> TASK REQUIREMENTS:
Extract the listing below in full, unchanged.

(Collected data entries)
[Start]
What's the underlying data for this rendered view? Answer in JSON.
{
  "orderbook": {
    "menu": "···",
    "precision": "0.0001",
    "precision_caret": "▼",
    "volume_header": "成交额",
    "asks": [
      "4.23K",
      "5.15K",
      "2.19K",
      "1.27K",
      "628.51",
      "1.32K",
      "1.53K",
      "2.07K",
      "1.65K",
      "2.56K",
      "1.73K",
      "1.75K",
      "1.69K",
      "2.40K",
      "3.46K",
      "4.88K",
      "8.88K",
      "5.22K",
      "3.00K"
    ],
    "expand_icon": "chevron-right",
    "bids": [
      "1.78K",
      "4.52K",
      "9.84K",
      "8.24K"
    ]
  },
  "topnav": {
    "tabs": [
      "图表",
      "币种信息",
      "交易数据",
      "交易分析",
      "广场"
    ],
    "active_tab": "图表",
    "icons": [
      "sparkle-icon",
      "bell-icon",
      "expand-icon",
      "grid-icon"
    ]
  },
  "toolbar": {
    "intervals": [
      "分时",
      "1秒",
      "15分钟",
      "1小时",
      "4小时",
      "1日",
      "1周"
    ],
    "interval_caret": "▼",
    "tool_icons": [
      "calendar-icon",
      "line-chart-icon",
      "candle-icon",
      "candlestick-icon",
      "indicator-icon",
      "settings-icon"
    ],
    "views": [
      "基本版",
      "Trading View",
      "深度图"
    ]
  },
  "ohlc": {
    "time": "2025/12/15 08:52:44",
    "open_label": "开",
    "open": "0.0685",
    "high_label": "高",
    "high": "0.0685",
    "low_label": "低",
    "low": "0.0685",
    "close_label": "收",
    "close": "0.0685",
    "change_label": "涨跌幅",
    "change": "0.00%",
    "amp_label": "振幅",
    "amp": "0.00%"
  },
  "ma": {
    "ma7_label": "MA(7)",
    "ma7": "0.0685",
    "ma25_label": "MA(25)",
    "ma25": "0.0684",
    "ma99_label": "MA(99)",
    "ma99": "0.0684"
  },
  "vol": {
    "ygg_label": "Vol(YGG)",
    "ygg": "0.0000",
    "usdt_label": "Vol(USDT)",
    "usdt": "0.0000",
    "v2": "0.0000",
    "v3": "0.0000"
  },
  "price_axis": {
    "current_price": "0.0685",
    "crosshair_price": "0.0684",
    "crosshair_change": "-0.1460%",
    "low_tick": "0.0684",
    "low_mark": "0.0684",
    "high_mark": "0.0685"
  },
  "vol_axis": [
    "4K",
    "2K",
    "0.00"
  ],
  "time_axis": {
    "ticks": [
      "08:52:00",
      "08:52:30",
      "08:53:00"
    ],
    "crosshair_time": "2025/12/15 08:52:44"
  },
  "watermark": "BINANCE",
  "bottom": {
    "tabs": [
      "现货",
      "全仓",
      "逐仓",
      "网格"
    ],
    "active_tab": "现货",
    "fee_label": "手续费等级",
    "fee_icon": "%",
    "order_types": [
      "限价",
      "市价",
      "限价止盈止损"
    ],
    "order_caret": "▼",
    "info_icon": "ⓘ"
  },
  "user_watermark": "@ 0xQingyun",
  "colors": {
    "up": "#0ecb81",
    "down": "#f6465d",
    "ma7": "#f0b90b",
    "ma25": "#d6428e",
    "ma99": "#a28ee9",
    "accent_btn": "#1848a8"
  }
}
[End]
> TASK OUTPUT:
What's the underlying data for this rendered view? Answer in JSON.
{
  "orderbook": {
    "menu": "···",
    "precision": "0.0001",
    "precision_caret": "▼",
    "volume_header": "成交额",
    "asks": [
      "4.23K",
      "5.15K",
      "2.19K",
      "1.27K",
      "628.51",
      "1.32K",
      "1.53K",
      "2.07K",
      "1.65K",
      "2.56K",
      "1.73K",
      "1.75K",
      "1.69K",
      "2.40K",
      "3.46K",
      "4.88K",
      "8.88K",
      "5.22K",
      "3.00K"
    ],
    "expand_icon": "chevron-right",
    "bids": [
      "1.78K",
      "4.52K",
      "9.84K",
      "8.24K"
    ]
  },
  "topnav": {
    "tabs": [
      "图表",
      "币种信息",
      "交易数据",
      "交易分析",
      "广场"
    ],
    "active_tab": "图表",
    "icons": [
      "sparkle-icon",
      "bell-icon",
      "expand-icon",
      "grid-icon"
    ]
  },
  "toolbar": {
    "intervals": [
      "分时",
      "1秒",
      "15分钟",
      "1小时",
      "4小时",
      "1日",
      "1周"
    ],
    "interval_caret": "▼",
    "tool_icons": [
      "calendar-icon",
      "line-chart-icon",
      "candle-icon",
      "candlestick-icon",
      "indicator-icon",
      "settings-icon"
    ],
    "views": [
      "基本版",
      "Trading View",
      "深度图"
    ]
  },
  "ohlc": {
    "time": "2025/12/15 08:52:44",
    "open_label": "开",
    "open": "0.0685",
    "high_label": "高",
    "high": "0.0685",
    "low_label": "低",
    "low": "0.0685",
    "close_label": "收",
    "close": "0.0685",
    "change_label": "涨跌幅",
    "change": "0.00%",
    "amp_label": "振幅",
    "amp": "0.00%"
  },
  "ma": {
    "ma7_label": "MA(7)",
    "ma7": "0.0685",
    "ma25_label": "MA(25)",
    "ma25": "0.0684",
    "ma99_label": "MA(99)",
    "ma99": "0.0684"
  },
  "vol": {
    "ygg_label": "Vol(YGG)",
    "ygg": "0.0000",
    "usdt_label": "Vol(USDT)",
    "usdt": "0.0000",
    "v2": "0.0000",
    "v3": "0.0000"
  },
  "price_axis": {
    "current_price": "0.0685",
    "crosshair_price": "0.0684",
    "crosshair_change": "-0.1460%",
    "low_tick": "0.0684",
    "low_mark": "0.0684",
    "high_mark": "0.0685"
  },
  "vol_axis": [
    "4K",
    "2K",
    "0.00"
  ],
  "time_axis": {
    "ticks": [
      "08:52:00",
      "08:52:30",
      "08:53:00"
    ],
    "crosshair_time": "2025/12/15 08:52:44"
  },
  "watermark": "BINANCE",
  "bottom": {
    "tabs": [
      "现货",
      "全仓",
      "逐仓",
      "网格"
    ],
    "active_tab": "现货",
    "fee_label": "手续费等级",
    "fee_icon": "%",
    "order_types": [
      "限价",
      "市价",
      "限价止盈止损"
    ],
    "order_caret": "▼",
    "info_icon": "ⓘ"
  },
  "user_watermark": "@ 0xQingyun",
  "colors": {
    "up": "#0ecb81",
    "down": "#f6465d",
    "ma7": "#f0b90b",
    "ma25": "#d6428e",
    "ma99": "#a28ee9",
    "accent_btn": "#1848a8"
  }
}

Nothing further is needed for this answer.